>> begin Given information

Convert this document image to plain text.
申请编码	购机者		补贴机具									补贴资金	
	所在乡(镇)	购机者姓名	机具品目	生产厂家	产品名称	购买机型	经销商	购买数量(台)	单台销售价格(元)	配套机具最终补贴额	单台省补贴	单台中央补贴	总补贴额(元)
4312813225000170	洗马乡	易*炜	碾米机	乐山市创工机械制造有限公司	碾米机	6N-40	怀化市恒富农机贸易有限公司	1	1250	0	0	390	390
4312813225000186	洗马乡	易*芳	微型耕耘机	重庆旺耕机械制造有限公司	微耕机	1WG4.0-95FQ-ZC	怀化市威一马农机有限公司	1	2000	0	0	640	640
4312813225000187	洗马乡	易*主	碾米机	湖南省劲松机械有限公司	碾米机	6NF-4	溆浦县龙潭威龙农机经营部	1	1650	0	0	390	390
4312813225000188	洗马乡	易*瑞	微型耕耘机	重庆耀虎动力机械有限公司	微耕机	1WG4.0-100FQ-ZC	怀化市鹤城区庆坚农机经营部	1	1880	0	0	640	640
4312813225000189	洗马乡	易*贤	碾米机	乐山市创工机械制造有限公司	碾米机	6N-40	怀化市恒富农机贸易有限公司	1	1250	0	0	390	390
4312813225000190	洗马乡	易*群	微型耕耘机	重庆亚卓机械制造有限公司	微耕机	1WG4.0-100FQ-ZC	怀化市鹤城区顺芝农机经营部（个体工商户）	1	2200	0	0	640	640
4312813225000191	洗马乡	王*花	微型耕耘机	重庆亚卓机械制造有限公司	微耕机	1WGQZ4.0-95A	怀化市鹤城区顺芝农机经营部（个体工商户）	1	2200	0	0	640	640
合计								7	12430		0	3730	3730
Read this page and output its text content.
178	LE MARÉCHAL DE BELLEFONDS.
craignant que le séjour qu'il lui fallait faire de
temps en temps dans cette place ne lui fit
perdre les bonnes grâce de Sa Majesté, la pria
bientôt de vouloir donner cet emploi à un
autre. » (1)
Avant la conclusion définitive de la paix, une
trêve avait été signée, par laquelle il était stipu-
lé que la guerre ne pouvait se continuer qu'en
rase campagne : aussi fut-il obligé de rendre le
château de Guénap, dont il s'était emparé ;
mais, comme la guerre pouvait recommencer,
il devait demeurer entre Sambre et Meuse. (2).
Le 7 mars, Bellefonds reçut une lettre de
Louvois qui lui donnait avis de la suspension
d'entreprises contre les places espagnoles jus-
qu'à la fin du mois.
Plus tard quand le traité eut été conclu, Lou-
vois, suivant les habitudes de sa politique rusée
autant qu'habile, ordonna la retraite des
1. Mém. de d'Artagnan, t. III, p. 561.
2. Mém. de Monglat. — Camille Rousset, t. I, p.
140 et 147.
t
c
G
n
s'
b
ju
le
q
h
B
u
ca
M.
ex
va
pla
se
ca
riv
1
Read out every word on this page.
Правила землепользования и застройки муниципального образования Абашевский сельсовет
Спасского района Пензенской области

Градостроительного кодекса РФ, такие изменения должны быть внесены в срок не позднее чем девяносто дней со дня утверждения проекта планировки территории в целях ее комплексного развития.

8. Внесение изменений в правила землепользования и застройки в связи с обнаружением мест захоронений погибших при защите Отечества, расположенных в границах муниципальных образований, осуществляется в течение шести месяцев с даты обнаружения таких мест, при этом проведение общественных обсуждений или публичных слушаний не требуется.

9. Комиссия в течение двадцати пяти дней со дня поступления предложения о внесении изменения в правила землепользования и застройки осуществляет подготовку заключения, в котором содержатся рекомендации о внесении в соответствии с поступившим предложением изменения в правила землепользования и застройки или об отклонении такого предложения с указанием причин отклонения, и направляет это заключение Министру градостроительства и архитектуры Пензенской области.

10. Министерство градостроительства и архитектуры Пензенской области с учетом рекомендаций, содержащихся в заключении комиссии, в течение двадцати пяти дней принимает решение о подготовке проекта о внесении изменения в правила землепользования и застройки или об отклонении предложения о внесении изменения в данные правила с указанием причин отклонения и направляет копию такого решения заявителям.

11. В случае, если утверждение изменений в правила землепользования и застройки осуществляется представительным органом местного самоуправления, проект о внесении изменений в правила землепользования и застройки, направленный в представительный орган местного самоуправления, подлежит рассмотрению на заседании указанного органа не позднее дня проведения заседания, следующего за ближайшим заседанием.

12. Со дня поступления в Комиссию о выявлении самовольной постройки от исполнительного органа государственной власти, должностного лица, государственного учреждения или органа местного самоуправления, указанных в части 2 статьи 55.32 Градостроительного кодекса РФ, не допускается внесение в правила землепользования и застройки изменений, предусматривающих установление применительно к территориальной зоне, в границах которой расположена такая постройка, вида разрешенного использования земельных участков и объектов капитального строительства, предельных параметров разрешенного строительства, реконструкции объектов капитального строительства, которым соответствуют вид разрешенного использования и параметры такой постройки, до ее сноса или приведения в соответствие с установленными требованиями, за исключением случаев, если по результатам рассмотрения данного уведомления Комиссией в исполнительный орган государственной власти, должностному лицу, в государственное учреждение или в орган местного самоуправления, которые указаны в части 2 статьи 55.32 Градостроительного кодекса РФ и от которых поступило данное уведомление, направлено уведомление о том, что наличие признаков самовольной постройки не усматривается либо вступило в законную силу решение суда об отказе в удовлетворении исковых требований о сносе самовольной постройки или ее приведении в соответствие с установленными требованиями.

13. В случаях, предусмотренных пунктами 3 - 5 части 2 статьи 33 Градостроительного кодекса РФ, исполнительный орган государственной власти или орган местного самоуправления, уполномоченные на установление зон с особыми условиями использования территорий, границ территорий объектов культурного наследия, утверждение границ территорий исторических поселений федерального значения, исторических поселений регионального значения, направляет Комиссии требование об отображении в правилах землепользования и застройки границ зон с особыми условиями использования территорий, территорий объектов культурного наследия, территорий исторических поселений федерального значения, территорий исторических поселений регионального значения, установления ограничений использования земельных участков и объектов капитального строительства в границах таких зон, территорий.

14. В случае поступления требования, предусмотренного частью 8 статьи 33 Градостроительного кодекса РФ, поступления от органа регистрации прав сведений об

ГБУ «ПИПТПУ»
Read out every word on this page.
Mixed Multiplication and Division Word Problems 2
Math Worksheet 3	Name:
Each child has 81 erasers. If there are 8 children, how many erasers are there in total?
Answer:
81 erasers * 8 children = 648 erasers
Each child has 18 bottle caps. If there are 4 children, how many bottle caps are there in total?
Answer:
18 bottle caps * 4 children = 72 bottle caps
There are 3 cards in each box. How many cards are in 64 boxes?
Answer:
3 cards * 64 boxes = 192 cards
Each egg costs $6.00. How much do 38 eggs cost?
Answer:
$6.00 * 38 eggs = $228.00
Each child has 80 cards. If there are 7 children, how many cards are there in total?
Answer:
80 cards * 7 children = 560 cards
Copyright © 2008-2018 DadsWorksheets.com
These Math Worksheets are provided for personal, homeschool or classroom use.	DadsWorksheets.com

>> end Given information

(What the task asks): Return the full listing, character for character.

(Output for this exercise):
Convert this document image to plain text.
申请编码	购机者		补贴机具									补贴资金	
	所在乡(镇)	购机者姓名	机具品目	生产厂家	产品名称	购买机型	经销商	购买数量(台)	单台销售价格(元)	配套机具最终补贴额	单台省补贴	单台中央补贴	总补贴额(元)
4312813225000170	洗马乡	易*炜	碾米机	乐山市创工机械制造有限公司	碾米机	6N-40	怀化市恒富农机贸易有限公司	1	1250	0	0	390	390
4312813225000186	洗马乡	易*芳	微型耕耘机	重庆旺耕机械制造有限公司	微耕机	1WG4.0-95FQ-ZC	怀化市威一马农机有限公司	1	2000	0	0	640	640
4312813225000187	洗马乡	易*主	碾米机	湖南省劲松机械有限公司	碾米机	6NF-4	溆浦县龙潭威龙农机经营部	1	1650	0	0	390	390
4312813225000188	洗马乡	易*瑞	微型耕耘机	重庆耀虎动力机械有限公司	微耕机	1WG4.0-100FQ-ZC	怀化市鹤城区庆坚农机经营部	1	1880	0	0	640	640
4312813225000189	洗马乡	易*贤	碾米机	乐山市创工机械制造有限公司	碾米机	6N-40	怀化市恒富农机贸易有限公司	1	1250	0	0	390	390
4312813225000190	洗马乡	易*群	微型耕耘机	重庆亚卓机械制造有限公司	微耕机	1WG4.0-100FQ-ZC	怀化市鹤城区顺芝农机经营部（个体工商户）	1	2200	0	0	640	640
4312813225000191	洗马乡	王*花	微型耕耘机	重庆亚卓机械制造有限公司	微耕机	1WGQZ4.0-95A	怀化市鹤城区顺芝农机经营部（个体工商户）	1	2200	0	0	640	640
合计								7	12430		0	3730	3730
Read this page and output its text content.
178	LE MARÉCHAL DE BELLEFONDS.
craignant que le séjour qu'il lui fallait faire de
temps en temps dans cette place ne lui fit
perdre les bonnes grâce de Sa Majesté, la pria
bientôt de vouloir donner cet emploi à un
autre. » (1)
Avant la conclusion définitive de la paix, une
trêve avait été signée, par laquelle il était stipu-
lé que la guerre ne pouvait se continuer qu'en
rase campagne : aussi fut-il obligé de rendre le
château de Guénap, dont il s'était emparé ;
mais, comme la guerre pouvait recommencer,
il devait demeurer entre Sambre et Meuse. (2).
Le 7 mars, Bellefonds reçut une lettre de
Louvois qui lui donnait avis de la suspension
d'entreprises contre les places espagnoles jus-
qu'à la fin du mois.
Plus tard quand le traité eut été conclu, Lou-
vois, suivant les habitudes de sa politique rusée
autant qu'habile, ordonna la retraite des
1. Mém. de d'Artagnan, t. III, p. 561.
2. Mém. de Monglat. — Camille Rousset, t. I, p.
140 et 147.
t
c
G
n
s'
b
ju
le
q
h
B
u
ca
M.
ex
va
pla
se
ca
riv
1
Read out every word on this page.
Правила землепользования и застройки муниципального образования Абашевский сельсовет
Спасского района Пензенской области

Градостроительного кодекса РФ, такие изменения должны быть внесены в срок не позднее чем девяносто дней со дня утверждения проекта планировки территории в целях ее комплексного развития.

8. Внесение изменений в правила землепользования и застройки в связи с обнаружением мест захоронений погибших при защите Отечества, расположенных в границах муниципальных образований, осуществляется в течение шести месяцев с даты обнаружения таких мест, при этом проведение общественных обсуждений или публичных слушаний не требуется.

9. Комиссия в течение двадцати пяти дней со дня поступления предложения о внесении изменения в правила землепользования и застройки осуществляет подготовку заключения, в котором содержатся рекомендации о внесении в соответствии с поступившим предложением изменения в правила землепользования и застройки или об отклонении такого предложения с указанием причин отклонения, и направляет это заключение Министру градостроительства и архитектуры Пензенской области.

10. Министерство градостроительства и архитектуры Пензенской области с учетом рекомендаций, содержащихся в заключении комиссии, в течение двадцати пяти дней принимает решение о подготовке проекта о внесении изменения в правила землепользования и застройки или об отклонении предложения о внесении изменения в данные правила с указанием причин отклонения и направляет копию такого решения заявителям.

11. В случае, если утверждение изменений в правила землепользования и застройки осуществляется представительным органом местного самоуправления, проект о внесении изменений в правила землепользования и застройки, направленный в представительный орган местного самоуправления, подлежит рассмотрению на заседании указанного органа не позднее дня проведения заседания, следующего за ближайшим заседанием.

12. Со дня поступления в Комиссию о выявлении самовольной постройки от исполнительного органа государственной власти, должностного лица, государственного учреждения или органа местного самоуправления, указанных в части 2 статьи 55.32 Градостроительного кодекса РФ, не допускается внесение в правила землепользования и застройки изменений, предусматривающих установление применительно к территориальной зоне, в границах которой расположена такая постройка, вида разрешенного использования земельных участков и объектов капитального строительства, предельных параметров разрешенного строительства, реконструкции объектов капитального строительства, которым соответствуют вид разрешенного использования и параметры такой постройки, до ее сноса или приведения в соответствие с установленными требованиями, за исключением случаев, если по результатам рассмотрения данного уведомления Комиссией в исполнительный орган государственной власти, должностному лицу, в государственное учреждение или в орган местного самоуправления, которые указаны в части 2 статьи 55.32 Градостроительного кодекса РФ и от которых поступило данное уведомление, направлено уведомление о том, что наличие признаков самовольной постройки не усматривается либо вступило в законную силу решение суда об отказе в удовлетворении исковых требований о сносе самовольной постройки или ее приведении в соответствие с установленными требованиями.

13. В случаях, предусмотренных пунктами 3 - 5 части 2 статьи 33 Градостроительного кодекса РФ, исполнительный орган государственной власти или орган местного самоуправления, уполномоченные на установление зон с особыми условиями использования территорий, границ территорий объектов культурного наследия, утверждение границ территорий исторических поселений федерального значения, исторических поселений регионального значения, направляет Комиссии требование об отображении в правилах землепользования и застройки границ зон с особыми условиями использования территорий, территорий объектов культурного наследия, территорий исторических поселений федерального значения, территорий исторических поселений регионального значения, установления ограничений использования земельных участков и объектов капитального строительства в границах таких зон, территорий.

14. В случае поступления требования, предусмотренного частью 8 статьи 33 Градостроительного кодекса РФ, поступления от органа регистрации прав сведений об

ГБУ «ПИПТПУ»
Read out every word on this page.
Mixed Multiplication and Division Word Problems 2
Math Worksheet 3	Name:
Each child has 81 erasers. If there are 8 children, how many erasers are there in total?
Answer:
81 erasers * 8 children = 648 erasers
Each child has 18 bottle caps. If there are 4 children, how many bottle caps are there in total?
Answer:
18 bottle caps * 4 children = 72 bottle caps
There are 3 cards in each box. How many cards are in 64 boxes?
Answer:
3 cards * 64 boxes = 192 cards
Each egg costs $6.00. How much do 38 eggs cost?
Answer:
$6.00 * 38 eggs = $228.00
Each child has 80 cards. If there are 7 children, how many cards are there in total?
Answer:
80 cards * 7 children = 560 cards
Copyright © 2008-2018 DadsWorksheets.com
These Math Worksheets are provided for personal, homeschool or classroom use.	DadsWorksheets.com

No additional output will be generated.